DATA FOR THIS TASK -

-=-=-

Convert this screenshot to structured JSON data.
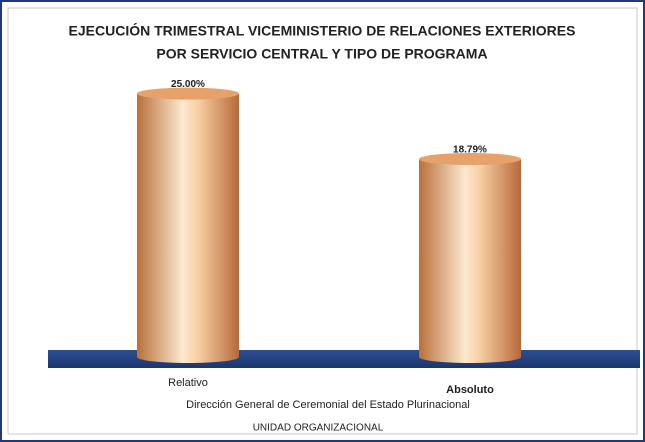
{
  "chart_data": {
    "type": "bar",
    "title": [
      "EJECUCIÓN TRIMESTRAL VICEMINISTERIO DE RELACIONES EXTERIORES",
      "POR SERVICIO CENTRAL Y TIPO DE PROGRAMA"
    ],
    "subtitle": "Dirección General de Ceremonial del Estado Plurinacional",
    "x_label": "UNIDAD ORGANIZACIONAL",
    "categories": [
      "Relativo",
      "Absoluto"
    ],
    "values": [
      25,
      18.79
    ],
    "value_labels": [
      "25.00%",
      "18.79%"
    ],
    "color": "#e7a26c",
    "ylim": [
      0,
      28
    ]
  }
}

-=-=-

GIVEN INSTRUCTION - Every record above should come back exactly, but without its pictures.

FINISHED TASK -
Convert this screenshot to structured JSON data.
{
  "chart_data": {
    "type": "bar",
    "title": [
      "EJECUCIÓN TRIMESTRAL VICEMINISTERIO DE RELACIONES EXTERIORES",
      "POR SERVICIO CENTRAL Y TIPO DE PROGRAMA"
    ],
    "subtitle": "Dirección General de Ceremonial del Estado Plurinacional",
    "x_label": "UNIDAD ORGANIZACIONAL",
    "categories": [
      "Relativo",
      "Absoluto"
    ],
    "values": [
      25,
      18.79
    ],
    "value_labels": [
      "25.00%",
      "18.79%"
    ],
    "color": "#e7a26c",
    "ylim": [
      0,
      28
    ]
  }
}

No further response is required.